## INSTRUCTION
Scan the entries below. List each line with "this".

(Data entries)
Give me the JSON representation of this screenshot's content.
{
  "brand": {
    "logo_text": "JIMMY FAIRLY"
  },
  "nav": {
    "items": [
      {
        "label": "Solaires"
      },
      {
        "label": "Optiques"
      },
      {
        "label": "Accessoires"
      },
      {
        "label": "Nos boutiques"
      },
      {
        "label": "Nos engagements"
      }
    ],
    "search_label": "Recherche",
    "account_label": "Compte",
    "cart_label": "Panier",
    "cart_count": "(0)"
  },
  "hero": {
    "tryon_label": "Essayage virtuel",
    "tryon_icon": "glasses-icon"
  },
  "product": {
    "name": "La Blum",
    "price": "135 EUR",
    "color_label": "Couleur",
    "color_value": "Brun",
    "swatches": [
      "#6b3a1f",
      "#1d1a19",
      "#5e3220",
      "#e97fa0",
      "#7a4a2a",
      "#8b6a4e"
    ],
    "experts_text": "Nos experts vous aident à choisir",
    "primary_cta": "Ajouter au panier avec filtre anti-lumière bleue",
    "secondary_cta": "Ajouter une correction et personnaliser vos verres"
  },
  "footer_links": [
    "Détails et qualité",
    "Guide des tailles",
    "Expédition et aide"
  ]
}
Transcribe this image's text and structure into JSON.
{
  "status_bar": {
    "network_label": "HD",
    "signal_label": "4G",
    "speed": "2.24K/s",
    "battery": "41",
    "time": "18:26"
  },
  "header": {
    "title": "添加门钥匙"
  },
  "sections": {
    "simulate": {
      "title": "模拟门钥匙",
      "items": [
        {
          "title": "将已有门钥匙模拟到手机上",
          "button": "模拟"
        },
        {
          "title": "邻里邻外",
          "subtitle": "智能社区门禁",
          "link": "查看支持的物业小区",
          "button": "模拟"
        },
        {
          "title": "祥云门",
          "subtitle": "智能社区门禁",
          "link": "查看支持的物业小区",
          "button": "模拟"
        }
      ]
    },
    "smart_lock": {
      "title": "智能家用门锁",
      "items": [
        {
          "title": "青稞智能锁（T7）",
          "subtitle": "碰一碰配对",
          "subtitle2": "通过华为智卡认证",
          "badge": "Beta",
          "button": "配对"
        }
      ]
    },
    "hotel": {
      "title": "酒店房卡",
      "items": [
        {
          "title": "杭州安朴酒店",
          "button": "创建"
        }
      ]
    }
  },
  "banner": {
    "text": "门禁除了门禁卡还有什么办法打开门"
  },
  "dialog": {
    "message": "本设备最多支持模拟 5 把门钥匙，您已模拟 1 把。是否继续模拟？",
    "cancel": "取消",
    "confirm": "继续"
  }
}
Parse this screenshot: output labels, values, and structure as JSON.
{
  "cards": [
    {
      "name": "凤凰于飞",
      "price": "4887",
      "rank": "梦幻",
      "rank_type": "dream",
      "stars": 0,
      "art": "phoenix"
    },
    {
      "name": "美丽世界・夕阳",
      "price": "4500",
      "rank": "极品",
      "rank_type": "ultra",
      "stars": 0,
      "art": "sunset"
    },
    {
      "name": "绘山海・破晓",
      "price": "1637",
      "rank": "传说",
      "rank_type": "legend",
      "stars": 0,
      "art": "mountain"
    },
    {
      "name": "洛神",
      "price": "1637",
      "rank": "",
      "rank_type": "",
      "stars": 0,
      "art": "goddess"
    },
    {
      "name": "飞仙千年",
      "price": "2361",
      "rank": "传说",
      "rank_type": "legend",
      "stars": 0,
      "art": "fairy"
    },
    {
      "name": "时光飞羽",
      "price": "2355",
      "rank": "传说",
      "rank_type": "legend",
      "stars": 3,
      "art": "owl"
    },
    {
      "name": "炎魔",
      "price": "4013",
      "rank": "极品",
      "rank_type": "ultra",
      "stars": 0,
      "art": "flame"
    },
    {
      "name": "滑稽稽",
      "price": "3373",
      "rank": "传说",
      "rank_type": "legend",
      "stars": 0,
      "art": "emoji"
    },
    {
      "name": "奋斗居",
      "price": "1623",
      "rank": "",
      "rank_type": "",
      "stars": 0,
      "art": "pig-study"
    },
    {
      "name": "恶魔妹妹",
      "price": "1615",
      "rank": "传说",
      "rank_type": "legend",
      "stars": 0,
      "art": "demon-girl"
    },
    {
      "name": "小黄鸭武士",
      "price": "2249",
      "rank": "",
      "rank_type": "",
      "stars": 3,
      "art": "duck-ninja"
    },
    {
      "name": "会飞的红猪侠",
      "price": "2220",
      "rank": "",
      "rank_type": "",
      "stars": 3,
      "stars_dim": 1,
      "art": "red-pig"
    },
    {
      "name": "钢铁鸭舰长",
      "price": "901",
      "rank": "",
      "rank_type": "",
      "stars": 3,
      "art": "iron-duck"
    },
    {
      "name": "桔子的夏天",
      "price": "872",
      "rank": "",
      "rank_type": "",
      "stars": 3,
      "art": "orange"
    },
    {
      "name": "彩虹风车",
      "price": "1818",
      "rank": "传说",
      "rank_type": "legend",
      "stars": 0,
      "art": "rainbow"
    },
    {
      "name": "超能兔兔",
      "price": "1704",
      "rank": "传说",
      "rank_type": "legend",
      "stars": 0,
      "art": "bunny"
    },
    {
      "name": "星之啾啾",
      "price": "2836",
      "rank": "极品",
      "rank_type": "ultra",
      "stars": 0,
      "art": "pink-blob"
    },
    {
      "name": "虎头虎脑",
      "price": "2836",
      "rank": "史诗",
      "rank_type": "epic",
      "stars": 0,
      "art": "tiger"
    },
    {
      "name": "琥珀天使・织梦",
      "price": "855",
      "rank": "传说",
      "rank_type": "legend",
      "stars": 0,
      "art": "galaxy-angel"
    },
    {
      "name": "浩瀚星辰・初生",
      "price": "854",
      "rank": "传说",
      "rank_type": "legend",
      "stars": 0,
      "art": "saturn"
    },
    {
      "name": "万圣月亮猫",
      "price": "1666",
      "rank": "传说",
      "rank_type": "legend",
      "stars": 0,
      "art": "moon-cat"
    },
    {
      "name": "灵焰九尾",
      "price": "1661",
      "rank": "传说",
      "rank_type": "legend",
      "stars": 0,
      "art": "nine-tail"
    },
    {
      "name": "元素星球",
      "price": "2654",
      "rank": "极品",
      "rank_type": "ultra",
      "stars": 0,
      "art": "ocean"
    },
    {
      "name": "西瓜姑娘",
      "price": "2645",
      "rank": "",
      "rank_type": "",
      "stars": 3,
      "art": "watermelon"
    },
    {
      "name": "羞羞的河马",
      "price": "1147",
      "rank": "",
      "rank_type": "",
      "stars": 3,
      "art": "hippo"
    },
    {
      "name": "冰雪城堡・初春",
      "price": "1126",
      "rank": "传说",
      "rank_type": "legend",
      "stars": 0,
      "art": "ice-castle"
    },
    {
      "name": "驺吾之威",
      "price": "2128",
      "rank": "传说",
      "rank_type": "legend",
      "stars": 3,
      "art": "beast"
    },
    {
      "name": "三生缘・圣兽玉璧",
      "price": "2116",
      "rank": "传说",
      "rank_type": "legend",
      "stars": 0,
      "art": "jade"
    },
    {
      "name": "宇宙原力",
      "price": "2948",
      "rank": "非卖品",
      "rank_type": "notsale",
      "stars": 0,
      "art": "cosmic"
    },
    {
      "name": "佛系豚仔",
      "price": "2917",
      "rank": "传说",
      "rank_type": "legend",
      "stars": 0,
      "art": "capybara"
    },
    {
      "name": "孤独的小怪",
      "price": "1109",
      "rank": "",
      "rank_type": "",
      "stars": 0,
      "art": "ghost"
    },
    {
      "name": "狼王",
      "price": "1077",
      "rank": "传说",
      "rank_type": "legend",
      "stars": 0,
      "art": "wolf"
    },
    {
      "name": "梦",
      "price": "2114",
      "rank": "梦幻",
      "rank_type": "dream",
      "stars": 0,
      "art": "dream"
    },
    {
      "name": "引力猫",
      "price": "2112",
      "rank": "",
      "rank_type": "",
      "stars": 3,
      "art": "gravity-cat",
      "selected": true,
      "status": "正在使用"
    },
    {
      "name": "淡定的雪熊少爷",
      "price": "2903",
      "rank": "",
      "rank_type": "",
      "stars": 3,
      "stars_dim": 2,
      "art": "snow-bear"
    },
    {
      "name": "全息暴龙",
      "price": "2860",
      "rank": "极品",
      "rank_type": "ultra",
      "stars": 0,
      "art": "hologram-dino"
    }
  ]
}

## TASK ANSWER
Give me the JSON representation of this screenshot's content.
Transcribe this image's text and structure into JSON.
Parse this screenshot: output labels, values, and structure as JSON.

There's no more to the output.